[Items listed in a dataset]
########

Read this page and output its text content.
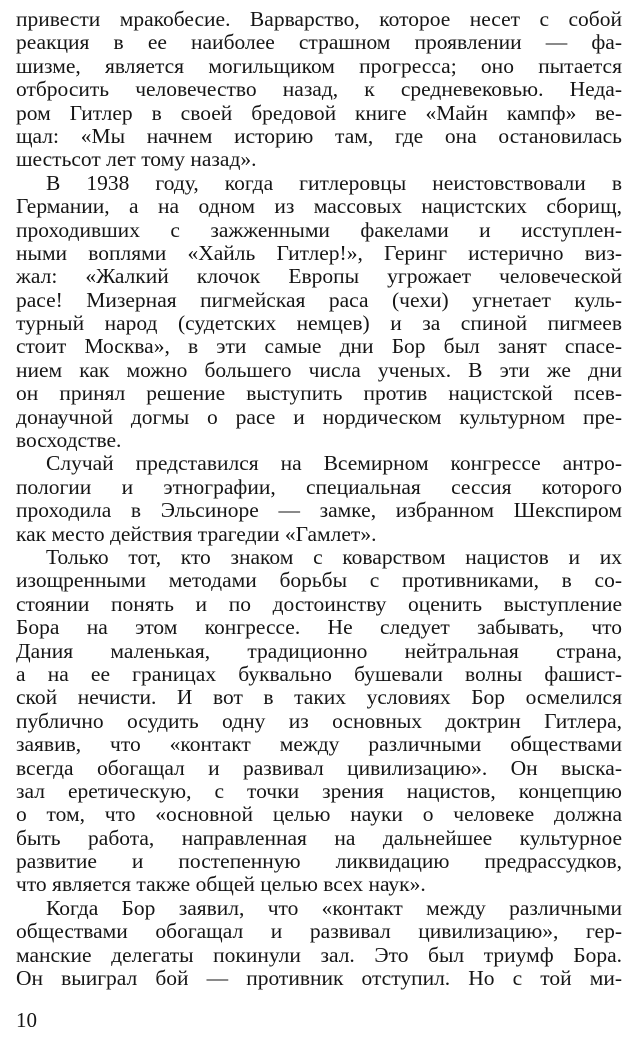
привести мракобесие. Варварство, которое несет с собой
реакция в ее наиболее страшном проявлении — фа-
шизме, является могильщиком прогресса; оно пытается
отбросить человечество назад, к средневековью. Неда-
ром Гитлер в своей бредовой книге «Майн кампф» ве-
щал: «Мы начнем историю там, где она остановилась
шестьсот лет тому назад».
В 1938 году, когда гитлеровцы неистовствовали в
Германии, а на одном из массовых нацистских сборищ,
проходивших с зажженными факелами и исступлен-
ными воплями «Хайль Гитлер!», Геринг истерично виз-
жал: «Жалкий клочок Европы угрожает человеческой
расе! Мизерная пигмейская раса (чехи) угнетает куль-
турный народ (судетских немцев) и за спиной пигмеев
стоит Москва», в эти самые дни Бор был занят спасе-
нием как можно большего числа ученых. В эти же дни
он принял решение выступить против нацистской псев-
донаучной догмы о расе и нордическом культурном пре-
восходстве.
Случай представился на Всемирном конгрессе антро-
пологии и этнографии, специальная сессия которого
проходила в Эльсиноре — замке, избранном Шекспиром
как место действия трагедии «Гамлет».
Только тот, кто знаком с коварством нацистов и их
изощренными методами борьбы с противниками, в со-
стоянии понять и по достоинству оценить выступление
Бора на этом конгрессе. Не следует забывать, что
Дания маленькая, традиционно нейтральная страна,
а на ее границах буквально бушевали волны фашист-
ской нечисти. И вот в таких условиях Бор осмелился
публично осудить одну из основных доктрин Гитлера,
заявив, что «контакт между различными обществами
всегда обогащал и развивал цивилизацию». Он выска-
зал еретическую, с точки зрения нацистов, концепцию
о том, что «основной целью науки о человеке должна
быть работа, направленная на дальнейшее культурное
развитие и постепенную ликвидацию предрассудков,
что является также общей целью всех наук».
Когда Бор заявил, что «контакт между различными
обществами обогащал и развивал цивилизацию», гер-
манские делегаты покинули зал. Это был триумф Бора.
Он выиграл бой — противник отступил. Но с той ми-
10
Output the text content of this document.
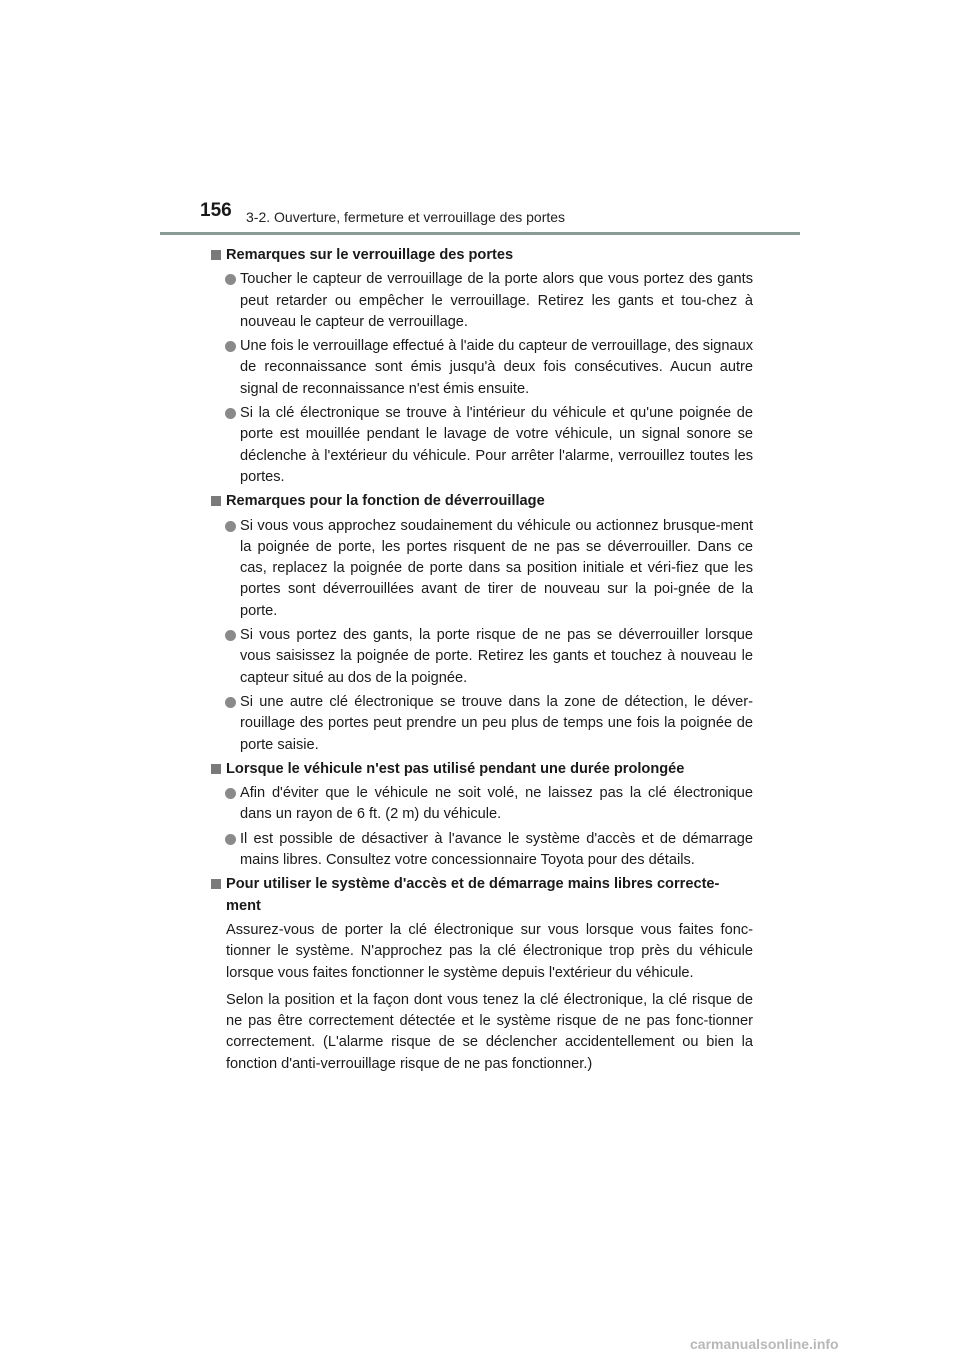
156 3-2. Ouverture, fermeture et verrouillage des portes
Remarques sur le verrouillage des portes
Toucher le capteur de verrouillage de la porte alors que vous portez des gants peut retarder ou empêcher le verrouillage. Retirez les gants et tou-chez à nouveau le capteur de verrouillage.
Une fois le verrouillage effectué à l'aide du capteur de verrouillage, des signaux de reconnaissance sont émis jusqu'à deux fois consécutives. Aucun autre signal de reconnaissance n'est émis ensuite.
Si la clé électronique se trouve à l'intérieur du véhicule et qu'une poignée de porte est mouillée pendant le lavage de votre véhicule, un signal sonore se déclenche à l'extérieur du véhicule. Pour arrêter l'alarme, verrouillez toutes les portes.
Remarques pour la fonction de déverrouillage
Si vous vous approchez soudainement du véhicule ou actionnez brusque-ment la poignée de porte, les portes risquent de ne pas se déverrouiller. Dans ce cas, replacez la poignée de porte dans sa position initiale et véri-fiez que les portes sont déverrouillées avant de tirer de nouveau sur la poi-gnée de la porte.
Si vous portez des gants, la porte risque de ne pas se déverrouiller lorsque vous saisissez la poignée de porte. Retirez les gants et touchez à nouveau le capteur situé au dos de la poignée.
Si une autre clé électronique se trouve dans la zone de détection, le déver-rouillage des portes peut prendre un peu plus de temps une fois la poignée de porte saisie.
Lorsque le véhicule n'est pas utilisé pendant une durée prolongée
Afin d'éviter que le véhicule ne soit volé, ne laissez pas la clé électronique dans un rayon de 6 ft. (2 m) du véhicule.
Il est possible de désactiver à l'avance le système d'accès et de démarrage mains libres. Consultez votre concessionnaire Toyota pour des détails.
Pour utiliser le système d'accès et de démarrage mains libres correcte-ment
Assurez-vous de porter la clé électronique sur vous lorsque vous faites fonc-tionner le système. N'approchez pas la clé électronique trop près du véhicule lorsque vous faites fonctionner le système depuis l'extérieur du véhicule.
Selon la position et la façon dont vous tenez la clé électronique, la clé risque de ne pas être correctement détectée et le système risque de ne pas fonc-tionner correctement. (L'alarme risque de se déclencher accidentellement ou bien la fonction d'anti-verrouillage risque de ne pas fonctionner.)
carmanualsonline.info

########

GIVEN INSTRUCTION:
Print all of the entries word for word. Skip any images they contain.

RESPONSE BELOW:
Read this page and output its text content.
привести мракобесие. Варварство, которое несет с собой
реакция в ее наиболее страшном проявлении — фа-
шизме, является могильщиком прогресса; оно пытается
отбросить человечество назад, к средневековью. Неда-
ром Гитлер в своей бредовой книге «Майн кампф» ве-
щал: «Мы начнем историю там, где она остановилась
шестьсот лет тому назад».
В 1938 году, когда гитлеровцы неистовствовали в
Германии, а на одном из массовых нацистских сборищ,
проходивших с зажженными факелами и исступлен-
ными воплями «Хайль Гитлер!», Геринг истерично виз-
жал: «Жалкий клочок Европы угрожает человеческой
расе! Мизерная пигмейская раса (чехи) угнетает куль-
турный народ (судетских немцев) и за спиной пигмеев
стоит Москва», в эти самые дни Бор был занят спасе-
нием как можно большего числа ученых. В эти же дни
он принял решение выступить против нацистской псев-
донаучной догмы о расе и нордическом культурном пре-
восходстве.
Случай представился на Всемирном конгрессе антро-
пологии и этнографии, специальная сессия которого
проходила в Эльсиноре — замке, избранном Шекспиром
как место действия трагедии «Гамлет».
Только тот, кто знаком с коварством нацистов и их
изощренными методами борьбы с противниками, в со-
стоянии понять и по достоинству оценить выступление
Бора на этом конгрессе. Не следует забывать, что
Дания маленькая, традиционно нейтральная страна,
а на ее границах буквально бушевали волны фашист-
ской нечисти. И вот в таких условиях Бор осмелился
публично осудить одну из основных доктрин Гитлера,
заявив, что «контакт между различными обществами
всегда обогащал и развивал цивилизацию». Он выска-
зал еретическую, с точки зрения нацистов, концепцию
о том, что «основной целью науки о человеке должна
быть работа, направленная на дальнейшее культурное
развитие и постепенную ликвидацию предрассудков,
что является также общей целью всех наук».
Когда Бор заявил, что «контакт между различными
обществами обогащал и развивал цивилизацию», гер-
манские делегаты покинули зал. Это был триумф Бора.
Он выиграл бой — противник отступил. Но с той ми-
10
Output the text content of this document.
156 3-2. Ouverture, fermeture et verrouillage des portes
Remarques sur le verrouillage des portes
Toucher le capteur de verrouillage de la porte alors que vous portez des gants peut retarder ou empêcher le verrouillage. Retirez les gants et tou-chez à nouveau le capteur de verrouillage.
Une fois le verrouillage effectué à l'aide du capteur de verrouillage, des signaux de reconnaissance sont émis jusqu'à deux fois consécutives. Aucun autre signal de reconnaissance n'est émis ensuite.
Si la clé électronique se trouve à l'intérieur du véhicule et qu'une poignée de porte est mouillée pendant le lavage de votre véhicule, un signal sonore se déclenche à l'extérieur du véhicule. Pour arrêter l'alarme, verrouillez toutes les portes.
Remarques pour la fonction de déverrouillage
Si vous vous approchez soudainement du véhicule ou actionnez brusque-ment la poignée de porte, les portes risquent de ne pas se déverrouiller. Dans ce cas, replacez la poignée de porte dans sa position initiale et véri-fiez que les portes sont déverrouillées avant de tirer de nouveau sur la poi-gnée de la porte.
Si vous portez des gants, la porte risque de ne pas se déverrouiller lorsque vous saisissez la poignée de porte. Retirez les gants et touchez à nouveau le capteur situé au dos de la poignée.
Si une autre clé électronique se trouve dans la zone de détection, le déver-rouillage des portes peut prendre un peu plus de temps une fois la poignée de porte saisie.
Lorsque le véhicule n'est pas utilisé pendant une durée prolongée
Afin d'éviter que le véhicule ne soit volé, ne laissez pas la clé électronique dans un rayon de 6 ft. (2 m) du véhicule.
Il est possible de désactiver à l'avance le système d'accès et de démarrage mains libres. Consultez votre concessionnaire Toyota pour des détails.
Pour utiliser le système d'accès et de démarrage mains libres correcte-ment
Assurez-vous de porter la clé électronique sur vous lorsque vous faites fonc-tionner le système. N'approchez pas la clé électronique trop près du véhicule lorsque vous faites fonctionner le système depuis l'extérieur du véhicule.
Selon la position et la façon dont vous tenez la clé électronique, la clé risque de ne pas être correctement détectée et le système risque de ne pas fonc-tionner correctement. (L'alarme risque de se déclencher accidentellement ou bien la fonction d'anti-verrouillage risque de ne pas fonctionner.)
carmanualsonline.info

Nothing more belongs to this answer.